(Entries taken from a collection)
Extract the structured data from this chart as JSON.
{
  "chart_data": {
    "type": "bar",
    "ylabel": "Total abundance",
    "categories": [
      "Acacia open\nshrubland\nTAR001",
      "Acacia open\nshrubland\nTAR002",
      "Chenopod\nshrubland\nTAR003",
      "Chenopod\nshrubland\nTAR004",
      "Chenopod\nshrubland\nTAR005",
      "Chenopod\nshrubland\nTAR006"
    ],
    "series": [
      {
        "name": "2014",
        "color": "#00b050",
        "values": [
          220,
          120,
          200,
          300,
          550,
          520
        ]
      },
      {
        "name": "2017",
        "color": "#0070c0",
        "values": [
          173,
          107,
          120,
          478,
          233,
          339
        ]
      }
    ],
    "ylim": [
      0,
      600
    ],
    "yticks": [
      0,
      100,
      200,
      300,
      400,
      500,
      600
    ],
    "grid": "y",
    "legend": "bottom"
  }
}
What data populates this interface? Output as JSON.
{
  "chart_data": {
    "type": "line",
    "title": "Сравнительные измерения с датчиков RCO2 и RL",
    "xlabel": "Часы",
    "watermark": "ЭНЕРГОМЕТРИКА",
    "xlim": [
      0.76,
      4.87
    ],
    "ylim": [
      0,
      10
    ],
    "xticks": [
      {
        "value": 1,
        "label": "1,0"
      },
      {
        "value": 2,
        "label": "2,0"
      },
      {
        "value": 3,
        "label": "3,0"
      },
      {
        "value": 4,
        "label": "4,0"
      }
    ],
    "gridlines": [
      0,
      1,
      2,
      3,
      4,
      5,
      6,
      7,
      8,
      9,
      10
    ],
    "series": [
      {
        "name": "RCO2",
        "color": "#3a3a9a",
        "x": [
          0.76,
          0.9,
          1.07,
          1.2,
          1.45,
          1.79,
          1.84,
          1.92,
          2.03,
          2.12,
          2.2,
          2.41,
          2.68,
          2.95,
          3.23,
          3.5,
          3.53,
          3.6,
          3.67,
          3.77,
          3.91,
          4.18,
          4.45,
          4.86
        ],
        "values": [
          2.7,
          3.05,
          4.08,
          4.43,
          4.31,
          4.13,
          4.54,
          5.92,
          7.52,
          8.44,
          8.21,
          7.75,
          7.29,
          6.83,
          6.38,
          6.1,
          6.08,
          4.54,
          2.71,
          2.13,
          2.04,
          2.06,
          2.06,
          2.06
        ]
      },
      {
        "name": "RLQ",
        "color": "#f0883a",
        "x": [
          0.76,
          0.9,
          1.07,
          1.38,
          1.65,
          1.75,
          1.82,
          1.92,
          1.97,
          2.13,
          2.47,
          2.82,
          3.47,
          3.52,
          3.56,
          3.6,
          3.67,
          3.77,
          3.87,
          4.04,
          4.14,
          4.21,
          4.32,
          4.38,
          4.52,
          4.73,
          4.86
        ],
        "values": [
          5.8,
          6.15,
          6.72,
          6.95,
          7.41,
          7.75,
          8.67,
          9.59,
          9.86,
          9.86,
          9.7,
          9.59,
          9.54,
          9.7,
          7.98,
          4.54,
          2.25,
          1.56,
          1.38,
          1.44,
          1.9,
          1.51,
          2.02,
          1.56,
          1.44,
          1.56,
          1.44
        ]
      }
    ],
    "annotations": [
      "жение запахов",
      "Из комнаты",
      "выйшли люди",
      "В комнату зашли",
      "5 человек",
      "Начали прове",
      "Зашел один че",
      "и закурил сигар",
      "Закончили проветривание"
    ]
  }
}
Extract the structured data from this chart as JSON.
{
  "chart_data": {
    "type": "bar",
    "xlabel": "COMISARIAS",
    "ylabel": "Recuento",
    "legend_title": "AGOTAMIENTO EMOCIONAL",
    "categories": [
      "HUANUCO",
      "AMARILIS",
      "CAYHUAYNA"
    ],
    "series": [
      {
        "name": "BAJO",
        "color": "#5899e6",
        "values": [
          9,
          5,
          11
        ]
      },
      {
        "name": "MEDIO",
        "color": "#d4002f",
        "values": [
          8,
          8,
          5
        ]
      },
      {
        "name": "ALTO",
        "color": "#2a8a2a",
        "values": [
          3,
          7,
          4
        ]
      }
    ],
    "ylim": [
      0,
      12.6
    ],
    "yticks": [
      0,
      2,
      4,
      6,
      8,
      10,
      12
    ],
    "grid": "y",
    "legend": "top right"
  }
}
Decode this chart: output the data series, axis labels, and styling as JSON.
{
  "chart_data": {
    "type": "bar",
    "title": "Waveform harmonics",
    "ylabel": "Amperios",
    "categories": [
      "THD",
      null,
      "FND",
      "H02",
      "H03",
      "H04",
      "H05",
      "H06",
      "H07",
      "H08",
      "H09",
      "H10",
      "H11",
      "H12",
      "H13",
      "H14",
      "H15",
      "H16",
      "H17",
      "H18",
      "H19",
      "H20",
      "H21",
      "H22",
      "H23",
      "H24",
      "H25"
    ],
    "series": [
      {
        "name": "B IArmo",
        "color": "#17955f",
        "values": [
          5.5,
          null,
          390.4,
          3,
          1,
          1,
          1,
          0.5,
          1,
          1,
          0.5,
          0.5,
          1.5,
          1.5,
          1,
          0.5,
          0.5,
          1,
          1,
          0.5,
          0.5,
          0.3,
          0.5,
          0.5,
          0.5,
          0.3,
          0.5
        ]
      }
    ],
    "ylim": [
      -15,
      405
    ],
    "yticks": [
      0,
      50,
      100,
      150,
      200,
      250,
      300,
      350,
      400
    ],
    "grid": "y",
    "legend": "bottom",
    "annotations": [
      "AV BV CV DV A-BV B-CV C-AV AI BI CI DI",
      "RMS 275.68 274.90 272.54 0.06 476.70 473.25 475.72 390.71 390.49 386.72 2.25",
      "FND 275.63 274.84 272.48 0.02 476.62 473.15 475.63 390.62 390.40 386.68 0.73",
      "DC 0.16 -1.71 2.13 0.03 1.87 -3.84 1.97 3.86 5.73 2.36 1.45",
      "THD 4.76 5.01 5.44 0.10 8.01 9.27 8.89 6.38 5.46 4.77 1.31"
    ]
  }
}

§ YOUR TASK
Collect each line holding the string "color".

§ RESULT OF THE EXERCISE
        "color": "#00b050",
        "color": "#0070c0",
        "color": "#3a3a9a",
        "color": "#f0883a",
        "color": "#5899e6",
        "color": "#d4002f",
        "color": "#2a8a2a",
        "color": "#17955f",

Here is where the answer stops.